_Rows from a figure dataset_
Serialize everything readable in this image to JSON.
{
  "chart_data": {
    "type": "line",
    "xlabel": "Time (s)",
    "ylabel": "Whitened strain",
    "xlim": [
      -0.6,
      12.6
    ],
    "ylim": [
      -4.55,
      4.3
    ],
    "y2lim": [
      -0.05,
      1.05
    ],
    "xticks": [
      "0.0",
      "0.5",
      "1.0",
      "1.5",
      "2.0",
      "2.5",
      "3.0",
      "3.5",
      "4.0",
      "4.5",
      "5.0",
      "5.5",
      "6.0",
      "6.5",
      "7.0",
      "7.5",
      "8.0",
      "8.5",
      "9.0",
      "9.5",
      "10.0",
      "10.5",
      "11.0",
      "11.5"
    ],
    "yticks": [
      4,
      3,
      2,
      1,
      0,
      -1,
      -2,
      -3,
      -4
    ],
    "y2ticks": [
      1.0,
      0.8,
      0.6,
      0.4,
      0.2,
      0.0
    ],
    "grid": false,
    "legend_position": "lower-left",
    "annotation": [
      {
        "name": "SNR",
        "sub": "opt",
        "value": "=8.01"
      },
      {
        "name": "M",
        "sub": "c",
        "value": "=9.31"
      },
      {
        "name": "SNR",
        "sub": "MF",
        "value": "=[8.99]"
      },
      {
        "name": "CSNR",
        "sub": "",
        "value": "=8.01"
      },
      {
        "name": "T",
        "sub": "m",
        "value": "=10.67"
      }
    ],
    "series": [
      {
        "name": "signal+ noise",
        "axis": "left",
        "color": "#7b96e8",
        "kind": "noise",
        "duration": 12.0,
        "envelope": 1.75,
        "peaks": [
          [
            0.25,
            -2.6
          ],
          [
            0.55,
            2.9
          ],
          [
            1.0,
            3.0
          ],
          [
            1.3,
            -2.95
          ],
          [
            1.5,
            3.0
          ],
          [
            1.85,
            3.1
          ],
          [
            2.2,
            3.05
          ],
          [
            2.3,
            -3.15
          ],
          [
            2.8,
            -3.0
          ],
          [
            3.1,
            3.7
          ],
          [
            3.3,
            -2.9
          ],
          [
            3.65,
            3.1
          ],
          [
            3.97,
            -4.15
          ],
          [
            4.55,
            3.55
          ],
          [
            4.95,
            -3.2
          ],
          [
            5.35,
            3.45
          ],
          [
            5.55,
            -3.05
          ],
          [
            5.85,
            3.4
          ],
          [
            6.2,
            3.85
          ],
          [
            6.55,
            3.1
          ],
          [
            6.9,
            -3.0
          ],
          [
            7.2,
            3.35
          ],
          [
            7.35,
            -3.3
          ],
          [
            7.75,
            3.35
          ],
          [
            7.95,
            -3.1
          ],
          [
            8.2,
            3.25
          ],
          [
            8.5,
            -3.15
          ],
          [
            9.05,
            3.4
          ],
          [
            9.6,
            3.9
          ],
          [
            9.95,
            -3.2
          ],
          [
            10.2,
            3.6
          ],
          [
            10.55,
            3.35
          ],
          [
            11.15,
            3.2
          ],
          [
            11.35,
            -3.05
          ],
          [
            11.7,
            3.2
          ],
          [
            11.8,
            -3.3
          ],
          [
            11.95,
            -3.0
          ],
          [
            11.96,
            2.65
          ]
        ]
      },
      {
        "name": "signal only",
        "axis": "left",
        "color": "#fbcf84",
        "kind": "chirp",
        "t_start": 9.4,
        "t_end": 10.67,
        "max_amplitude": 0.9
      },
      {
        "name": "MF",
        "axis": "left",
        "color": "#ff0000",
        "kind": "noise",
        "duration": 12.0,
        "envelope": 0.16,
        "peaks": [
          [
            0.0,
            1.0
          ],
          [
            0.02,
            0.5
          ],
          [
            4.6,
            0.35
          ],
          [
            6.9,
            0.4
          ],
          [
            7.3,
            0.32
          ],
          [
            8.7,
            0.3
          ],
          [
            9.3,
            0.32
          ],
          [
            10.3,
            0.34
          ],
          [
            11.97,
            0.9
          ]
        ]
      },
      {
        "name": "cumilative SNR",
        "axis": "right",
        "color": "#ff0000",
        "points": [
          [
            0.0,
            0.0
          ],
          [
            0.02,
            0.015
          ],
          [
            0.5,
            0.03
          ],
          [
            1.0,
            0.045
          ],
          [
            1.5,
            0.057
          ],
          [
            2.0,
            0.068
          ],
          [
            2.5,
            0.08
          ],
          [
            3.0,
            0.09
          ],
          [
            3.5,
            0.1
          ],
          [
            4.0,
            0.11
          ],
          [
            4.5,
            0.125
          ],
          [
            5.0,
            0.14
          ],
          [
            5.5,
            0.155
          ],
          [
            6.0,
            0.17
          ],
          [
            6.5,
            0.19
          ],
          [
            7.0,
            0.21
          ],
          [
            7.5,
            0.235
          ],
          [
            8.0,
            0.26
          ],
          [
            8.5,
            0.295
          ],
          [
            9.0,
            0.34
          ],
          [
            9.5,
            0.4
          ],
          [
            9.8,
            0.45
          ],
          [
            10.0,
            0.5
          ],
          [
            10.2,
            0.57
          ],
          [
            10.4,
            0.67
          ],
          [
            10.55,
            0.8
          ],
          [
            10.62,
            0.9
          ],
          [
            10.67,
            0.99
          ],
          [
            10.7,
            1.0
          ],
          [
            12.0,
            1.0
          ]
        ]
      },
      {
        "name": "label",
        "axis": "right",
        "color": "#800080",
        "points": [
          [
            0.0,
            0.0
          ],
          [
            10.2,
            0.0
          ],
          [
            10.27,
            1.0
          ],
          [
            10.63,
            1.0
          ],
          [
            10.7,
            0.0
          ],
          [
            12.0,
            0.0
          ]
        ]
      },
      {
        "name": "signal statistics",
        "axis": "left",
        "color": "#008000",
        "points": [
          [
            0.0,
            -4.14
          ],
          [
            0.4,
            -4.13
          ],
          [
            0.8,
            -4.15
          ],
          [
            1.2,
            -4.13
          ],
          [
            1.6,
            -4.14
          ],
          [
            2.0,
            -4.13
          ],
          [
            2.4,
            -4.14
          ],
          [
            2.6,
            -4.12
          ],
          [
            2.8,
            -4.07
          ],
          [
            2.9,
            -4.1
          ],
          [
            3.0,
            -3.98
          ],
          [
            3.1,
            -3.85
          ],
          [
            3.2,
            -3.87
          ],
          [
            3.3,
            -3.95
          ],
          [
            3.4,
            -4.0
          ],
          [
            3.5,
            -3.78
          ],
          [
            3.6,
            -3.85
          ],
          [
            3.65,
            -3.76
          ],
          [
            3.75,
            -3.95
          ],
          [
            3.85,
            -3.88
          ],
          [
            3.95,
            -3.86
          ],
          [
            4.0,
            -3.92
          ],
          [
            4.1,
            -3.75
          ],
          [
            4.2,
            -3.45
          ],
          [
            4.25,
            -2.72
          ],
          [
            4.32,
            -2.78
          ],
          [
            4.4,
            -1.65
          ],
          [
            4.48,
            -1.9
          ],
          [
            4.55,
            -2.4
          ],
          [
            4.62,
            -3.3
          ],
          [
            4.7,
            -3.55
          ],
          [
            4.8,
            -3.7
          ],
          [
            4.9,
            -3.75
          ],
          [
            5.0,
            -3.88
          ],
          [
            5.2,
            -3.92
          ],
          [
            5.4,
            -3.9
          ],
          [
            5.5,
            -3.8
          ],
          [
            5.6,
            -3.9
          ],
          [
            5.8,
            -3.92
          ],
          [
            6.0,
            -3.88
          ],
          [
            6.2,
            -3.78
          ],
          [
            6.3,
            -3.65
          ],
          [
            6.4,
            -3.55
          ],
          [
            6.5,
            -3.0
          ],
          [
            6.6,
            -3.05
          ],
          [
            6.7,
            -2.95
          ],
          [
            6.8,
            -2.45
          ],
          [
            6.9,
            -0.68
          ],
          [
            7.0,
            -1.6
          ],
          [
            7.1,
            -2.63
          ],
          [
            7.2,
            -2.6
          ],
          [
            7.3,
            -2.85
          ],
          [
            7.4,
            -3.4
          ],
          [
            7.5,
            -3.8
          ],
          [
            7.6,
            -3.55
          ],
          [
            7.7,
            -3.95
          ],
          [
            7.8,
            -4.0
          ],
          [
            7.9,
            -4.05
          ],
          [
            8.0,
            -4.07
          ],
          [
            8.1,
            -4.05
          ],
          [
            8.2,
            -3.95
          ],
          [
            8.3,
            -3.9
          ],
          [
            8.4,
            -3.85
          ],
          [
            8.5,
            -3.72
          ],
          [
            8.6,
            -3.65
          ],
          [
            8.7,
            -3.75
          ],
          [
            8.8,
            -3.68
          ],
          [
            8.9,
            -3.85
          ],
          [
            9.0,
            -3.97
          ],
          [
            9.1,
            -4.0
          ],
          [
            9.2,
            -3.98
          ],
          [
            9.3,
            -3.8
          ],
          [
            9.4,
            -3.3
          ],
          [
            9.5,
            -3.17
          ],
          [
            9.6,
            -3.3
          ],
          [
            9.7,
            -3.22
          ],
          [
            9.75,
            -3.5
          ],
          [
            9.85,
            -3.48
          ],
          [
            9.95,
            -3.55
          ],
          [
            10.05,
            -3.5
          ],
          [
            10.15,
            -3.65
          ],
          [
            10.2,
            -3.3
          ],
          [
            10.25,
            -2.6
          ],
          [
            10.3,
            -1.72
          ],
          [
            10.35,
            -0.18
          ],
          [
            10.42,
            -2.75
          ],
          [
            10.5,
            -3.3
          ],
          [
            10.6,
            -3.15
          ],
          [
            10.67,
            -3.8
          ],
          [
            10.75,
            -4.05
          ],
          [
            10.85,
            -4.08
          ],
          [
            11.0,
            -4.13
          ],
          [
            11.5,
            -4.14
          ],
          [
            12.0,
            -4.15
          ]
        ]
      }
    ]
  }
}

_Exercise requirements_
Provide only the count of lines in the material above that hold the word "name".

_Reply to the exercise_
11